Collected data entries
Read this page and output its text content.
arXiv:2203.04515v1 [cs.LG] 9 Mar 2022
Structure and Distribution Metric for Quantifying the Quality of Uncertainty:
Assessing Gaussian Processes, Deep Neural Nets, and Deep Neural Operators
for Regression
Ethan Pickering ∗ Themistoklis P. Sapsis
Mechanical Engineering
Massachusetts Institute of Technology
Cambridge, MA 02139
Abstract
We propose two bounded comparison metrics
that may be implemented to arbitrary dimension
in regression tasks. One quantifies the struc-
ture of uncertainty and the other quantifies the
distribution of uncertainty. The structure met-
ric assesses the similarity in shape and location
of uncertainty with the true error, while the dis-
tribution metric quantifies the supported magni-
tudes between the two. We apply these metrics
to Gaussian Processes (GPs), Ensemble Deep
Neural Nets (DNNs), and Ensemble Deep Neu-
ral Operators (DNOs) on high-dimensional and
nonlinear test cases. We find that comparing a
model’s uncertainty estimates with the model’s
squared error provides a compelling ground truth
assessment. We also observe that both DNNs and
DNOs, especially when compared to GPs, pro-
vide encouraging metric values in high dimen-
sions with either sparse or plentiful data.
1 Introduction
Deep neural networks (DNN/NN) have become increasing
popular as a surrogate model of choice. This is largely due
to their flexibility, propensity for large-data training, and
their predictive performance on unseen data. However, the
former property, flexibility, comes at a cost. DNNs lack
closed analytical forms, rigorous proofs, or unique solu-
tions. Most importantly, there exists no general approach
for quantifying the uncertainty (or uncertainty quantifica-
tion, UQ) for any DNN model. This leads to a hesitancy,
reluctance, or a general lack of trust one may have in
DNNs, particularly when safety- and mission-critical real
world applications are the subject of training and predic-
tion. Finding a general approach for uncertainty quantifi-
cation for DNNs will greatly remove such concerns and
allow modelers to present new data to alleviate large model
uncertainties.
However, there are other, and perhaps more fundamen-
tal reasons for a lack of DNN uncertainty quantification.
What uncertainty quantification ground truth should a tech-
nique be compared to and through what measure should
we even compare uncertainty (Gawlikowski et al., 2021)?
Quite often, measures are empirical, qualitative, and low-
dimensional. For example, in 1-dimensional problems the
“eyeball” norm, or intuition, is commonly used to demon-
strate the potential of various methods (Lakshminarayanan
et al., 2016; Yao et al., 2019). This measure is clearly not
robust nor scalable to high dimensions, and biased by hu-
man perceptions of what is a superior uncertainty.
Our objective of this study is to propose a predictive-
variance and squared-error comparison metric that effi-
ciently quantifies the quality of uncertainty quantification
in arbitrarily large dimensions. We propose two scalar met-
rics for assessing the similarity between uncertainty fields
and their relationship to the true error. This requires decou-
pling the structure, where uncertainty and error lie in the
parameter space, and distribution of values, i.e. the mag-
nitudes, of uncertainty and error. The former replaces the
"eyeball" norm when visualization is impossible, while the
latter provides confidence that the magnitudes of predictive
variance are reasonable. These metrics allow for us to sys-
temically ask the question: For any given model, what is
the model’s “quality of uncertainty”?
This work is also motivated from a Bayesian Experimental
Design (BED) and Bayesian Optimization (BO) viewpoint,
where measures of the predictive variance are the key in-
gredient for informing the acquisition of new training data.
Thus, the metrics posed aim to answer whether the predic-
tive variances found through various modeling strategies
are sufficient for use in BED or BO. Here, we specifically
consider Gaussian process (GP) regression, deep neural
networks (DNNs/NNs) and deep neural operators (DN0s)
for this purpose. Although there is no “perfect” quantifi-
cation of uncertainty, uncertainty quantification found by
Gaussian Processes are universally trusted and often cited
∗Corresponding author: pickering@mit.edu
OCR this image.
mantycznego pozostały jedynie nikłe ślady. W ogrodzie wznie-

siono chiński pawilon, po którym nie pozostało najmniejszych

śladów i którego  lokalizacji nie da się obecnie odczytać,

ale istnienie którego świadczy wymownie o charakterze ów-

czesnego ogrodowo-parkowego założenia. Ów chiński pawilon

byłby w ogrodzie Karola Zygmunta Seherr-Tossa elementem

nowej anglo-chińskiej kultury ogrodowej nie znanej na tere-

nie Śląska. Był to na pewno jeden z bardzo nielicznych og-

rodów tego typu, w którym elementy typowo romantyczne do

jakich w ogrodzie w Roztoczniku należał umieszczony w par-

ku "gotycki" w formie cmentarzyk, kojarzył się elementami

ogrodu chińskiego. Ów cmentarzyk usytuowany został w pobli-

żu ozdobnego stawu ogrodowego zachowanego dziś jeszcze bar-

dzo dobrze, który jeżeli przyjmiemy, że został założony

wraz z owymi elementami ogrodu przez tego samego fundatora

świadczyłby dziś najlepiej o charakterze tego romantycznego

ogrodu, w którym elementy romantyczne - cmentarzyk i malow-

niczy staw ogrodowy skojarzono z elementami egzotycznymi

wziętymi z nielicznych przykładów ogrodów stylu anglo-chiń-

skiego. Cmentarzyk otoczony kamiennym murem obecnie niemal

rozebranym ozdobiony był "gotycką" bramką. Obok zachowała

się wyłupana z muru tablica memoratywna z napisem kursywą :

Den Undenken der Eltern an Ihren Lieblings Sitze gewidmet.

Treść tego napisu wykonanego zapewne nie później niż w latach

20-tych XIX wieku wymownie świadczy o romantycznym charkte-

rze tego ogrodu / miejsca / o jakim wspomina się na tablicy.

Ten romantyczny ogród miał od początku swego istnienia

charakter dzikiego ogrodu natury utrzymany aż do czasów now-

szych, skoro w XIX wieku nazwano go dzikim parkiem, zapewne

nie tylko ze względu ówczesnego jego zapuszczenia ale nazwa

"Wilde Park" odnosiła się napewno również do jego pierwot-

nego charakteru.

TASK OBJECTIVE
Output the full listing without altering anything.

REPLY
Read this page and output its text content.
arXiv:2203.04515v1 [cs.LG] 9 Mar 2022
Structure and Distribution Metric for Quantifying the Quality of Uncertainty:
Assessing Gaussian Processes, Deep Neural Nets, and Deep Neural Operators
for Regression
Ethan Pickering ∗ Themistoklis P. Sapsis
Mechanical Engineering
Massachusetts Institute of Technology
Cambridge, MA 02139
Abstract
We propose two bounded comparison metrics
that may be implemented to arbitrary dimension
in regression tasks. One quantifies the struc-
ture of uncertainty and the other quantifies the
distribution of uncertainty. The structure met-
ric assesses the similarity in shape and location
of uncertainty with the true error, while the dis-
tribution metric quantifies the supported magni-
tudes between the two. We apply these metrics
to Gaussian Processes (GPs), Ensemble Deep
Neural Nets (DNNs), and Ensemble Deep Neu-
ral Operators (DNOs) on high-dimensional and
nonlinear test cases. We find that comparing a
model’s uncertainty estimates with the model’s
squared error provides a compelling ground truth
assessment. We also observe that both DNNs and
DNOs, especially when compared to GPs, pro-
vide encouraging metric values in high dimen-
sions with either sparse or plentiful data.
1 Introduction
Deep neural networks (DNN/NN) have become increasing
popular as a surrogate model of choice. This is largely due
to their flexibility, propensity for large-data training, and
their predictive performance on unseen data. However, the
former property, flexibility, comes at a cost. DNNs lack
closed analytical forms, rigorous proofs, or unique solu-
tions. Most importantly, there exists no general approach
for quantifying the uncertainty (or uncertainty quantifica-
tion, UQ) for any DNN model. This leads to a hesitancy,
reluctance, or a general lack of trust one may have in
DNNs, particularly when safety- and mission-critical real
world applications are the subject of training and predic-
tion. Finding a general approach for uncertainty quantifi-
cation for DNNs will greatly remove such concerns and
allow modelers to present new data to alleviate large model
uncertainties.
However, there are other, and perhaps more fundamen-
tal reasons for a lack of DNN uncertainty quantification.
What uncertainty quantification ground truth should a tech-
nique be compared to and through what measure should
we even compare uncertainty (Gawlikowski et al., 2021)?
Quite often, measures are empirical, qualitative, and low-
dimensional. For example, in 1-dimensional problems the
“eyeball” norm, or intuition, is commonly used to demon-
strate the potential of various methods (Lakshminarayanan
et al., 2016; Yao et al., 2019). This measure is clearly not
robust nor scalable to high dimensions, and biased by hu-
man perceptions of what is a superior uncertainty.
Our objective of this study is to propose a predictive-
variance and squared-error comparison metric that effi-
ciently quantifies the quality of uncertainty quantification
in arbitrarily large dimensions. We propose two scalar met-
rics for assessing the similarity between uncertainty fields
and their relationship to the true error. This requires decou-
pling the structure, where uncertainty and error lie in the
parameter space, and distribution of values, i.e. the mag-
nitudes, of uncertainty and error. The former replaces the
"eyeball" norm when visualization is impossible, while the
latter provides confidence that the magnitudes of predictive
variance are reasonable. These metrics allow for us to sys-
temically ask the question: For any given model, what is
the model’s “quality of uncertainty”?
This work is also motivated from a Bayesian Experimental
Design (BED) and Bayesian Optimization (BO) viewpoint,
where measures of the predictive variance are the key in-
gredient for informing the acquisition of new training data.
Thus, the metrics posed aim to answer whether the predic-
tive variances found through various modeling strategies
are sufficient for use in BED or BO. Here, we specifically
consider Gaussian process (GP) regression, deep neural
networks (DNNs/NNs) and deep neural operators (DN0s)
for this purpose. Although there is no “perfect” quantifi-
cation of uncertainty, uncertainty quantification found by
Gaussian Processes are universally trusted and often cited
∗Corresponding author: pickering@mit.edu
OCR this image.
mantycznego pozostały jedynie nikłe ślady. W ogrodzie wznie-

siono chiński pawilon, po którym nie pozostało najmniejszych

śladów i którego  lokalizacji nie da się obecnie odczytać,

ale istnienie którego świadczy wymownie o charakterze ów-

czesnego ogrodowo-parkowego założenia. Ów chiński pawilon

byłby w ogrodzie Karola Zygmunta Seherr-Tossa elementem

nowej anglo-chińskiej kultury ogrodowej nie znanej na tere-

nie Śląska. Był to na pewno jeden z bardzo nielicznych og-

rodów tego typu, w którym elementy typowo romantyczne do

jakich w ogrodzie w Roztoczniku należał umieszczony w par-

ku "gotycki" w formie cmentarzyk, kojarzył się elementami

ogrodu chińskiego. Ów cmentarzyk usytuowany został w pobli-

żu ozdobnego stawu ogrodowego zachowanego dziś jeszcze bar-

dzo dobrze, który jeżeli przyjmiemy, że został założony

wraz z owymi elementami ogrodu przez tego samego fundatora

świadczyłby dziś najlepiej o charakterze tego romantycznego

ogrodu, w którym elementy romantyczne - cmentarzyk i malow-

niczy staw ogrodowy skojarzono z elementami egzotycznymi

wziętymi z nielicznych przykładów ogrodów stylu anglo-chiń-

skiego. Cmentarzyk otoczony kamiennym murem obecnie niemal

rozebranym ozdobiony był "gotycką" bramką. Obok zachowała

się wyłupana z muru tablica memoratywna z napisem kursywą :

Den Undenken der Eltern an Ihren Lieblings Sitze gewidmet.

Treść tego napisu wykonanego zapewne nie później niż w latach

20-tych XIX wieku wymownie świadczy o romantycznym charkte-

rze tego ogrodu / miejsca / o jakim wspomina się na tablicy.

Ten romantyczny ogród miał od początku swego istnienia

charakter dzikiego ogrodu natury utrzymany aż do czasów now-

szych, skoro w XIX wieku nazwano go dzikim parkiem, zapewne

nie tylko ze względu ówczesnego jego zapuszczenia ale nazwa

"Wilde Park" odnosiła się napewno również do jego pierwot-

nego charakteru.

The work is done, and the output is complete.